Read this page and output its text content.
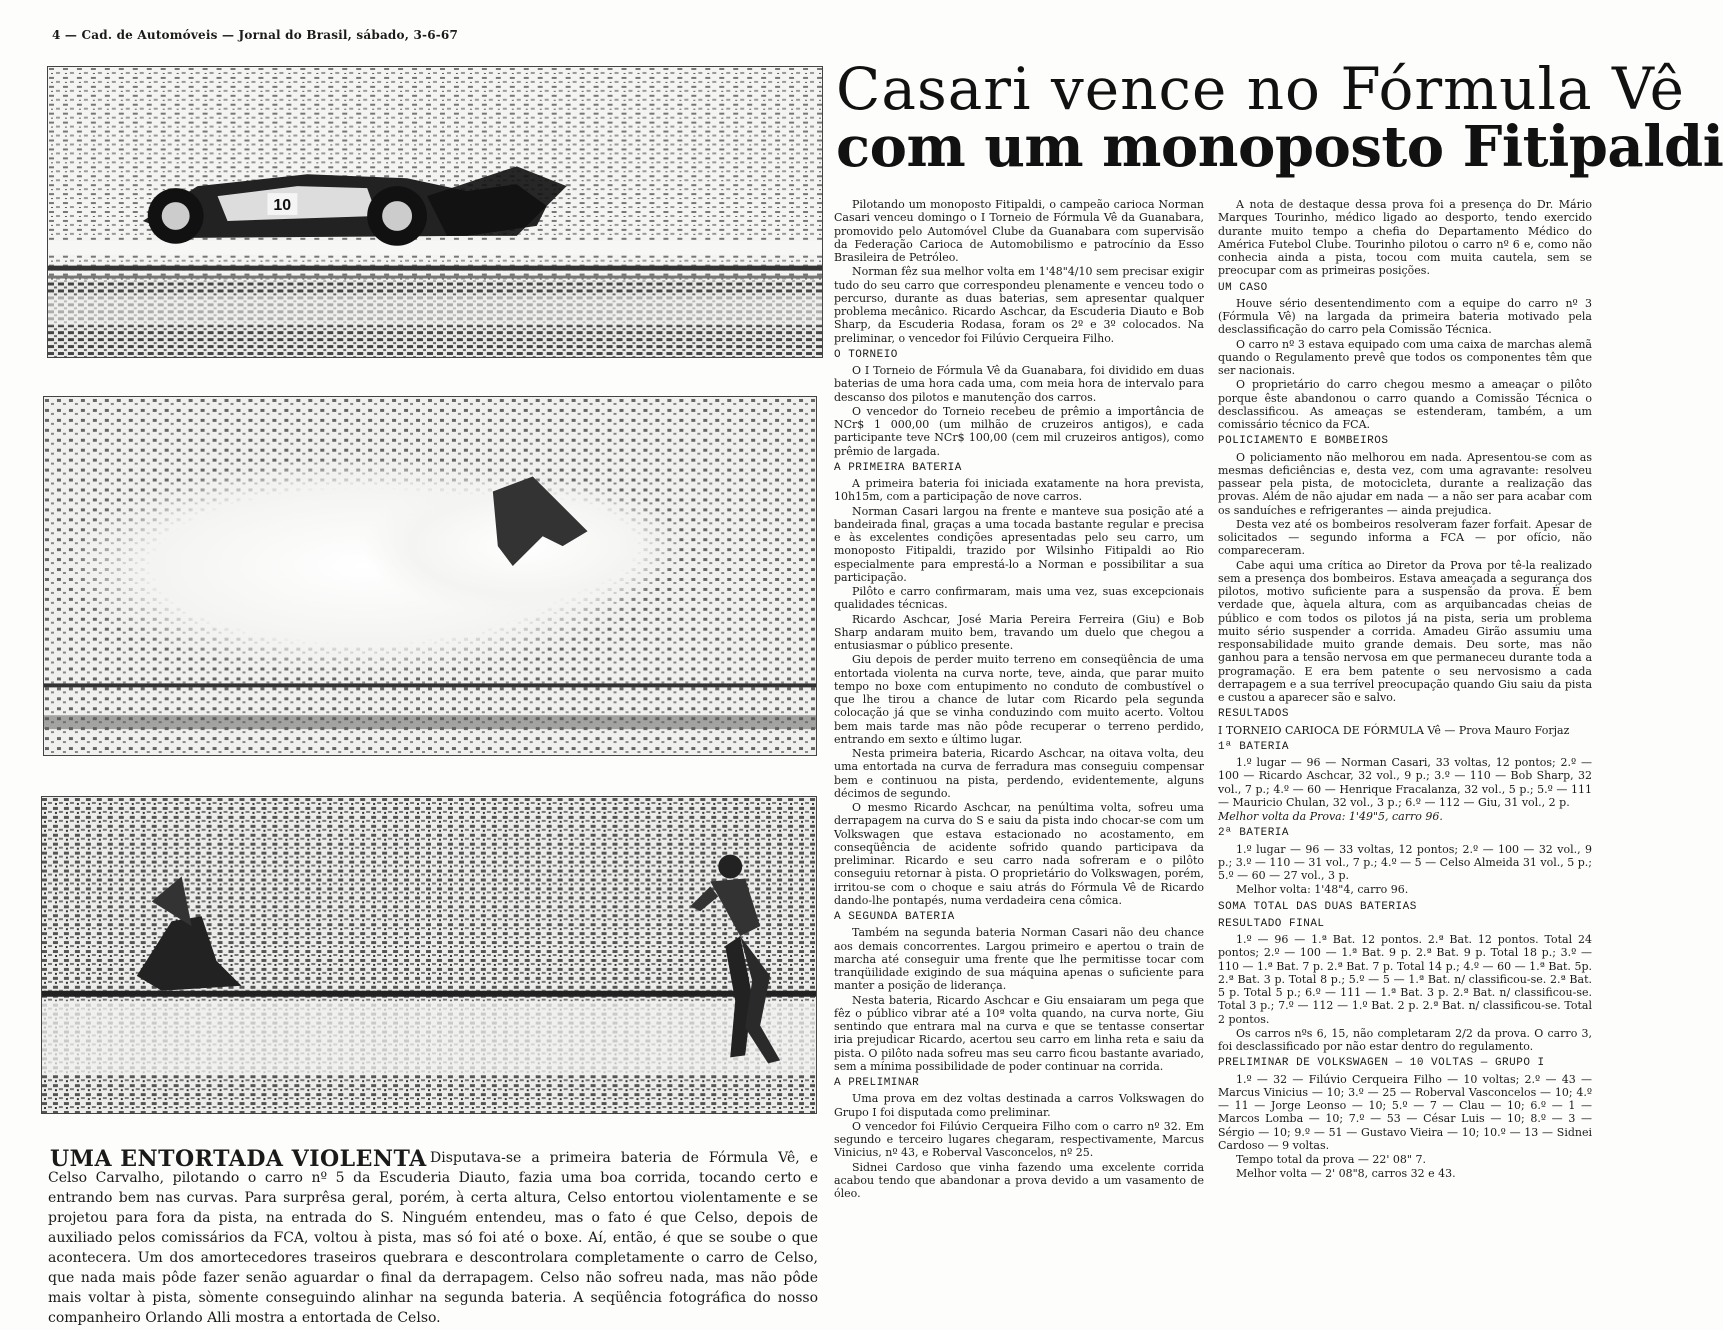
4 — Cad. de Automóveis — Jornal do Brasil, sábado, 3-6-67
10
Casari vence no Fórmula Vê
com um monoposto Fitipaldi

Pilotando um monoposto Fitipaldi, o campeão carioca Norman Casari venceu domingo o I Torneio de Fórmula Vê da Guanabara, promovido pelo Automóvel Clube da Guanabara com supervisão da Federação Carioca de Automobilismo e patrocínio da Esso Brasileira de Petróleo.

Norman fêz sua melhor volta em 1'48"4/10 sem precisar exigir tudo do seu carro que correspondeu plenamente e venceu todo o percurso, durante as duas baterias, sem apresentar qualquer problema mecânico. Ricardo Aschcar, da Escuderia Diauto e Bob Sharp, da Escuderia Rodasa, foram os 2º e 3º colocados. Na preliminar, o vencedor foi Filúvio Cerqueira Filho.

O TORNEIO

O I Torneio de Fórmula Vê da Guanabara, foi dividido em duas baterias de uma hora cada uma, com meia hora de intervalo para descanso dos pilotos e manutenção dos carros.

O vencedor do Torneio recebeu de prêmio a importância de NCr$ 1 000,00 (um milhão de cruzeiros antigos), e cada participante teve NCr$ 100,00 (cem mil cruzeiros antigos), como prêmio de largada.

A PRIMEIRA BATERIA

A primeira bateria foi iniciada exatamente na hora prevista, 10h15m, com a participação de nove carros.

Norman Casari largou na frente e manteve sua posição até a bandeirada final, graças a uma tocada bastante regular e precisa e às excelentes condições apresentadas pelo seu carro, um monoposto Fitipaldi, trazido por Wilsinho Fitipaldi ao Rio especialmente para emprestá-lo a Norman e possibilitar a sua participação.

Pilôto e carro confirmaram, mais uma vez, suas excepcionais qualidades técnicas.

Ricardo Aschcar, José Maria Pereira Ferreira (Giu) e Bob Sharp andaram muito bem, travando um duelo que chegou a entusiasmar o público presente.

Giu depois de perder muito terreno em conseqüência de uma entortada violenta na curva norte, teve, ainda, que parar muito tempo no boxe com entupimento no conduto de combustível o que lhe tirou a chance de lutar com Ricardo pela segunda colocação já que se vinha conduzindo com muito acerto. Voltou bem mais tarde mas não pôde recuperar o terreno perdido, entrando em sexto e último lugar.

Nesta primeira bateria, Ricardo Aschcar, na oitava volta, deu uma entortada na curva de ferradura mas conseguiu compensar bem e continuou na pista, perdendo, evidentemente, alguns décimos de segundo.

O mesmo Ricardo Aschcar, na penúltima volta, sofreu uma derrapagem na curva do S e saiu da pista indo chocar-se com um Volkswagen que estava estacionado no acostamento, em conseqüência de acidente sofrido quando participava da preliminar. Ricardo e seu carro nada sofreram e o pilôto conseguiu retornar à pista. O proprietário do Volkswagen, porém, irritou-se com o choque e saiu atrás do Fórmula Vê de Ricardo dando-lhe pontapés, numa verdadeira cena cômica.

A SEGUNDA BATERIA

Também na segunda bateria Norman Casari não deu chance aos demais concorrentes. Largou primeiro e apertou o train de marcha até conseguir uma frente que lhe permitisse tocar com tranqüilidade exigindo de sua máquina apenas o suficiente para manter a posição de liderança.

Nesta bateria, Ricardo Aschcar e Giu ensaiaram um pega que fêz o público vibrar até a 10ª volta quando, na curva norte, Giu sentindo que entrara mal na curva e que se tentasse consertar iria prejudicar Ricardo, acertou seu carro em linha reta e saiu da pista. O pilôto nada sofreu mas seu carro ficou bastante avariado, sem a mínima possibilidade de poder continuar na corrida.

A PRELIMINAR

Uma prova em dez voltas destinada a carros Volkswagen do Grupo I foi disputada como preliminar.

O vencedor foi Filúvio Cerqueira Filho com o carro nº 32. Em segundo e terceiro lugares chegaram, respectivamente, Marcus Vinicius, nº 43, e Roberval Vasconcelos, nº 25.

Sidnei Cardoso que vinha fazendo uma excelente corrida acabou tendo que abandonar a prova devido a um vasamento de óleo.

A nota de destaque dessa prova foi a presença do Dr. Mário Marques Tourinho, médico ligado ao desporto, tendo exercido durante muito tempo a chefia do Departamento Médico do América Futebol Clube. Tourinho pilotou o carro nº 6 e, como não conhecia ainda a pista, tocou com muita cautela, sem se preocupar com as primeiras posições.

UM CASO

Houve sério desentendimento com a equipe do carro nº 3 (Fórmula Vê) na largada da primeira bateria motivado pela desclassificação do carro pela Comissão Técnica.

O carro nº 3 estava equipado com uma caixa de marchas alemã quando o Regulamento prevê que todos os componentes têm que ser nacionais.

O proprietário do carro chegou mesmo a ameaçar o pilôto porque êste abandonou o carro quando a Comissão Técnica o desclassificou. As ameaças se estenderam, também, a um comissário técnico da FCA.

POLICIAMENTO E BOMBEIROS

O policiamento não melhorou em nada. Apresentou-se com as mesmas deficiências e, desta vez, com uma agravante: resolveu passear pela pista, de motocicleta, durante a realização das provas. Além de não ajudar em nada — a não ser para acabar com os sanduíches e refrigerantes — ainda prejudica.

Desta vez até os bombeiros resolveram fazer forfait. Apesar de solicitados — segundo informa a FCA — por ofício, não compareceram.

Cabe aqui uma crítica ao Diretor da Prova por tê-la realizado sem a presença dos bombeiros. Estava ameaçada a segurança dos pilotos, motivo suficiente para a suspensão da prova. É bem verdade que, àquela altura, com as arquibancadas cheias de público e com todos os pilotos já na pista, seria um problema muito sério suspender a corrida. Amadeu Girão assumiu uma responsabilidade muito grande demais. Deu sorte, mas não ganhou para a tensão nervosa em que permaneceu durante toda a programação. E era bem patente o seu nervosismo a cada derrapagem e a sua terrível preocupação quando Giu saiu da pista e custou a aparecer são e salvo.

RESULTADOS

I TORNEIO CARIOCA DE FÓRMULA Vê — Prova Mauro Forjaz

1ª BATERIA

1.º lugar — 96 — Norman Casari, 33 voltas, 12 pontos; 2.º — 100 — Ricardo Aschcar, 32 vol., 9 p.; 3.º — 110 — Bob Sharp, 32 vol., 7 p.; 4.º — 60 — Henrique Fracalanza, 32 vol., 5 p.; 5.º — 111 — Mauricio Chulan, 32 vol., 3 p.; 6.º — 112 — Giu, 31 vol., 2 p.

Melhor volta da Prova: 1'49"5, carro 96.

2ª BATERIA

1.º lugar — 96 — 33 voltas, 12 pontos; 2.º — 100 — 32 vol., 9 p.; 3.º — 110 — 31 vol., 7 p.; 4.º — 5 — Celso Almeida 31 vol., 5 p.; 5.º — 60 — 27 vol., 3 p.

Melhor volta: 1'48"4, carro 96.

SOMA TOTAL DAS DUAS BATERIAS
RESULTADO FINAL

1.º — 96 — 1.ª Bat. 12 pontos. 2.ª Bat. 12 pontos. Total 24 pontos; 2.º — 100 — 1.ª Bat. 9 p. 2.ª Bat. 9 p. Total 18 p.; 3.º — 110 — 1.ª Bat. 7 p. 2.ª Bat. 7 p. Total 14 p.; 4.º — 60 — 1.ª Bat. 5p. 2.ª Bat. 3 p. Total 8 p.; 5.º — 5 — 1.ª Bat. n/ classificou-se. 2.ª Bat. 5 p. Total 5 p.; 6.º — 111 — 1.ª Bat. 3 p. 2.ª Bat. n/ classificou-se. Total 3 p.; 7.º — 112 — 1.º Bat. 2 p. 2.ª Bat. n/ classificou-se. Total 2 pontos.

Os carros nºs 6, 15, não completaram 2/2 da prova. O carro 3, foi desclassificado por não estar dentro do regulamento.

PRELIMINAR DE VOLKSWAGEN — 10 VOLTAS — GRUPO I

1.º — 32 — Filúvio Cerqueira Filho — 10 voltas; 2.º — 43 — Marcus Vinicius — 10; 3.º — 25 — Roberval Vasconcelos — 10; 4.º — 11 — Jorge Leonso — 10; 5.º — 7 — Clau — 10; 6.º — 1 — Marcos Lomba — 10; 7.º — 53 — César Luis — 10; 8.º — 3 — Sérgio — 10; 9.º — 51 — Gustavo Vieira — 10; 10.º — 13 — Sidnei Cardoso — 9 voltas.

Tempo total da prova — 22' 08" 7.

Melhor volta — 2' 08"8, carros 32 e 43.

UMA ENTORTADA VIOLENTA Disputava-se a primeira bateria de Fórmula Vê, e Celso Carvalho, pilotando o carro nº 5 da Escuderia Diauto, fazia uma boa corrida, tocando certo e entrando bem nas curvas. Para surprêsa geral, porém, à certa altura, Celso entortou violentamente e se projetou para fora da pista, na entrada do S. Ninguém entendeu, mas o fato é que Celso, depois de auxiliado pelos comissários da FCA, voltou à pista, mas só foi até o boxe. Aí, então, é que se soube o que acontecera. Um dos amortecedores traseiros quebrara e descontrolara completamente o carro de Celso, que nada mais pôde fazer senão aguardar o final da derrapagem. Celso não sofreu nada, mas não pôde mais voltar à pista, sòmente conseguindo alinhar na segunda bateria. A seqüência fotográfica do nosso companheiro Orlando Alli mostra a entortada de Celso.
- - -
• Task brief:
Find every line in the records above that holds the word "hora", and copy each one.

• Solution for this task:
O I Torneio de Fórmula Vê da Guanabara, foi dividido em duas baterias de uma hora cada uma, com meia hora de intervalo para descanso dos pilotos e manutenção dos carros.
A primeira bateria foi iniciada exatamente na hora prevista, 10h15m, com a participação de nove carros.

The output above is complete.